§ TASK DATA:
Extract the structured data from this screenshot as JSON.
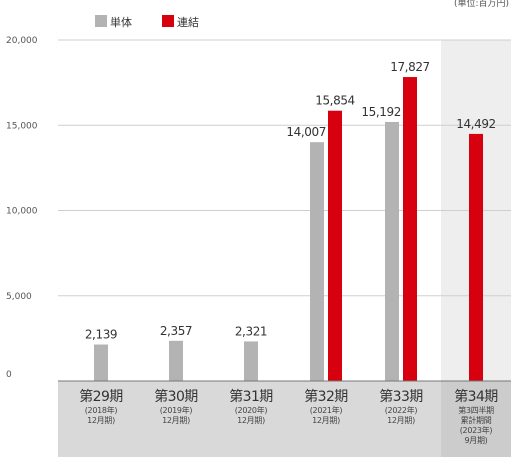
{
  "chart_data": {
    "type": "bar",
    "unit_note": "(単位:百万円)",
    "ylim": [
      0,
      20000
    ],
    "yticks": [
      {
        "value": 0,
        "label": "0"
      },
      {
        "value": 5000,
        "label": "5,000"
      },
      {
        "value": 10000,
        "label": "10,000"
      },
      {
        "value": 15000,
        "label": "15,000"
      },
      {
        "value": 20000,
        "label": "20,000"
      }
    ],
    "categories": [
      {
        "label": "第29期",
        "sub": [
          "(2018年)",
          "12月期)"
        ]
      },
      {
        "label": "第30期",
        "sub": [
          "(2019年)",
          "12月期)"
        ]
      },
      {
        "label": "第31期",
        "sub": [
          "(2020年)",
          "12月期)"
        ]
      },
      {
        "label": "第32期",
        "sub": [
          "(2021年)",
          "12月期)"
        ]
      },
      {
        "label": "第33期",
        "sub": [
          "(2022年)",
          "12月期)"
        ]
      },
      {
        "label": "第34期",
        "sub": [
          "第3四半期",
          "累計期間",
          "(2023年)",
          "9月期)"
        ]
      }
    ],
    "series": [
      {
        "name": "単体",
        "color": "#b3b3b3",
        "values": [
          2139,
          2357,
          2321,
          14007,
          15192,
          null
        ],
        "labels": [
          "2,139",
          "2,357",
          "2,321",
          "14,007",
          "15,192",
          ""
        ]
      },
      {
        "name": "連結",
        "color": "#d7000f",
        "values": [
          null,
          null,
          null,
          15854,
          17827,
          14492
        ],
        "labels": [
          "",
          "",
          "",
          "15,854",
          "17,827",
          "14,492"
        ]
      }
    ],
    "highlight_category": 5,
    "legend_position": "top-left"
  }
}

§ SET TASK:
Omit the images and transcribe all of the records above word for word.

§ FINISHED TASK:
Extract the structured data from this screenshot as JSON.
{
  "chart_data": {
    "type": "bar",
    "unit_note": "(単位:百万円)",
    "ylim": [
      0,
      20000
    ],
    "yticks": [
      {
        "value": 0,
        "label": "0"
      },
      {
        "value": 5000,
        "label": "5,000"
      },
      {
        "value": 10000,
        "label": "10,000"
      },
      {
        "value": 15000,
        "label": "15,000"
      },
      {
        "value": 20000,
        "label": "20,000"
      }
    ],
    "categories": [
      {
        "label": "第29期",
        "sub": [
          "(2018年)",
          "12月期)"
        ]
      },
      {
        "label": "第30期",
        "sub": [
          "(2019年)",
          "12月期)"
        ]
      },
      {
        "label": "第31期",
        "sub": [
          "(2020年)",
          "12月期)"
        ]
      },
      {
        "label": "第32期",
        "sub": [
          "(2021年)",
          "12月期)"
        ]
      },
      {
        "label": "第33期",
        "sub": [
          "(2022年)",
          "12月期)"
        ]
      },
      {
        "label": "第34期",
        "sub": [
          "第3四半期",
          "累計期間",
          "(2023年)",
          "9月期)"
        ]
      }
    ],
    "series": [
      {
        "name": "単体",
        "color": "#b3b3b3",
        "values": [
          2139,
          2357,
          2321,
          14007,
          15192,
          null
        ],
        "labels": [
          "2,139",
          "2,357",
          "2,321",
          "14,007",
          "15,192",
          ""
        ]
      },
      {
        "name": "連結",
        "color": "#d7000f",
        "values": [
          null,
          null,
          null,
          15854,
          17827,
          14492
        ],
        "labels": [
          "",
          "",
          "",
          "15,854",
          "17,827",
          "14,492"
        ]
      }
    ],
    "highlight_category": 5,
    "legend_position": "top-left"
  }
}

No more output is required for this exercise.